Source document
▬▬▬▬▬▬▬▬▬▬
“Should I be worried?” is a question I asked myself a lot during the first few months of parenthood. But when it came to my son’s microform cleft, I decided to give him the choice for what he wanted to do.
Photo: Chantal Braganza
A handful of times now, while on public transit with my infant son, I’ve had a conversation that begins the same way. Someone will look at his face and notice the little red seam that curves up from the centre of his lip into his left nostril, curling his mouth into a permanent pout. Whether through personal or anecdotal experience, they’ll identify this as a cleft lip, one of the most common birth defects, and say “What a cutie! When did he get the surgery?”
I’ve never really known how to answer this question, partly because I’ve never been totally comfortable with the assumed intimacy that many people think shared experiences afford them and partly because my son doesn’t have a cleft lip exactly and has never had surgery. When it comes to the future of this particular aspect of his life, I don’t know if he ever will. It has taken me a while to be OK with not knowing.
▬▬▬▬▬▬▬▬▬▬
Records shown

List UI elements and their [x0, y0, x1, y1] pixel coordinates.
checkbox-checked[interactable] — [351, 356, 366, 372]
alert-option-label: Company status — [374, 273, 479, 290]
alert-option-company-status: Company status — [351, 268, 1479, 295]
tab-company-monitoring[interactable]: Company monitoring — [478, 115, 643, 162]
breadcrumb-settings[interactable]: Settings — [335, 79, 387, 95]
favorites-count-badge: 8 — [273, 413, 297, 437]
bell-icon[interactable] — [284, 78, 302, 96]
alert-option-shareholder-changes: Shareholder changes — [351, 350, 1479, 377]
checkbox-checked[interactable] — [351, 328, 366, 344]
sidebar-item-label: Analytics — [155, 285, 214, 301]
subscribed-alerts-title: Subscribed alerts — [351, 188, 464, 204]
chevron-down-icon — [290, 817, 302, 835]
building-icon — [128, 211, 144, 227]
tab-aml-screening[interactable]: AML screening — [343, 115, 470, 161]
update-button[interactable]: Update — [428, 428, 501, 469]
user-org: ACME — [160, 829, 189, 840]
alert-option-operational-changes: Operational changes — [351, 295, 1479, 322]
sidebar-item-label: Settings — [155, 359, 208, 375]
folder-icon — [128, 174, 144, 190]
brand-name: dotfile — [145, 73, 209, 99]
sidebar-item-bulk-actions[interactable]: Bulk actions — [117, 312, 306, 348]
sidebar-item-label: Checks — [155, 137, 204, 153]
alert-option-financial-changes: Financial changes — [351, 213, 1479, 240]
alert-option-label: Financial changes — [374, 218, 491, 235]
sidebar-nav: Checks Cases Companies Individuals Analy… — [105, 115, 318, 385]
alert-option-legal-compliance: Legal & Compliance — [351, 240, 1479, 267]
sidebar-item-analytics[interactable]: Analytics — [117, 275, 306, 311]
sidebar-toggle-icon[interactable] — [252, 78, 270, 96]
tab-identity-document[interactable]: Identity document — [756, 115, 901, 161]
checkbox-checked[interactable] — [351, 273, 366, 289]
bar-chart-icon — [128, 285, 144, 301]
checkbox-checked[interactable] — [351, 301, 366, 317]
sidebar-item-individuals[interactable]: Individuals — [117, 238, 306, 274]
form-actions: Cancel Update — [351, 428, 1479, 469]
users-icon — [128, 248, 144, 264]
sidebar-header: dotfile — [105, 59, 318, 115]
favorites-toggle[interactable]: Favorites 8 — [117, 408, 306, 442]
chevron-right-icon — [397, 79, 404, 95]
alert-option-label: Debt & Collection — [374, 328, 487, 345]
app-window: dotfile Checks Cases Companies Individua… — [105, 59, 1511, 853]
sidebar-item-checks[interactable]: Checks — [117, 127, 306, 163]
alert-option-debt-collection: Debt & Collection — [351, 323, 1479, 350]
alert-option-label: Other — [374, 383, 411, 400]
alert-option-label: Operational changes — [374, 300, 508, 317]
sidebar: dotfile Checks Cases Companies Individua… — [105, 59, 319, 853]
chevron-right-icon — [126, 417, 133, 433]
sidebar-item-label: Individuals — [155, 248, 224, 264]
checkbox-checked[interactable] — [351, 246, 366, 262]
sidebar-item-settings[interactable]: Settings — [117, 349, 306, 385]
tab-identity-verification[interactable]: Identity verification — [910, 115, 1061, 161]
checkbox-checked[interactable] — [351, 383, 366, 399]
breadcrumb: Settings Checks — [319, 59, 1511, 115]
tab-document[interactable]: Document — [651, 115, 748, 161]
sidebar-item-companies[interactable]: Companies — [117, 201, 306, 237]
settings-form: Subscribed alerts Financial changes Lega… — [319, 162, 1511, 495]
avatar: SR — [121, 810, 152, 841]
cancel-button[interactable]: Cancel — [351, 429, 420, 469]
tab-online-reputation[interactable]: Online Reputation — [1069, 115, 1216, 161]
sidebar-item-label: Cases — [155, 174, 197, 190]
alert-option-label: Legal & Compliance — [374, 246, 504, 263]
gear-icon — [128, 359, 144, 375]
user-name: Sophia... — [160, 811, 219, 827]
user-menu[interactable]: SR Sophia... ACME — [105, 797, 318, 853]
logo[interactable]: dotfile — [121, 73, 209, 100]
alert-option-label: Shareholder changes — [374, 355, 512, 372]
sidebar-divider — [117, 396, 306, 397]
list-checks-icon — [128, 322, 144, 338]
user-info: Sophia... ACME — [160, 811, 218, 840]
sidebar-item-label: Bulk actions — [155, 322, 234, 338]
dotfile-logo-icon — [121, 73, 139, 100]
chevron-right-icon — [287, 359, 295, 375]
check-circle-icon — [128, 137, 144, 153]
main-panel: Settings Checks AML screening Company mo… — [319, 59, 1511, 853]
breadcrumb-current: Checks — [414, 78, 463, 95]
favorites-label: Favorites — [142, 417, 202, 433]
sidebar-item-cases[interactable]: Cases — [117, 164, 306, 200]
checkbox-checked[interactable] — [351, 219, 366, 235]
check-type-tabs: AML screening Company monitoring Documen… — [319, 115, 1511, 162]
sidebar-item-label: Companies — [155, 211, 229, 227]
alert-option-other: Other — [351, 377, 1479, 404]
▬▬▬▬▬▬▬▬▬▬
Directions
Retype the part of the cleft-lip essay starting with "I’ve never really" and going on through "with not knowing.". The material has nothing to do with the cleft-lip essay.

Answer box
I’ve never really known how to answer this question, partly because I’ve never been totally comfortable with the assumed intimacy that many people think shared experiences afford them and partly because my son doesn’t have a cleft lip exactly and has never had surgery. When it comes to the future of this particular aspect of his life, I don’t know if he ever will. It has taken me a while to be OK with not knowing.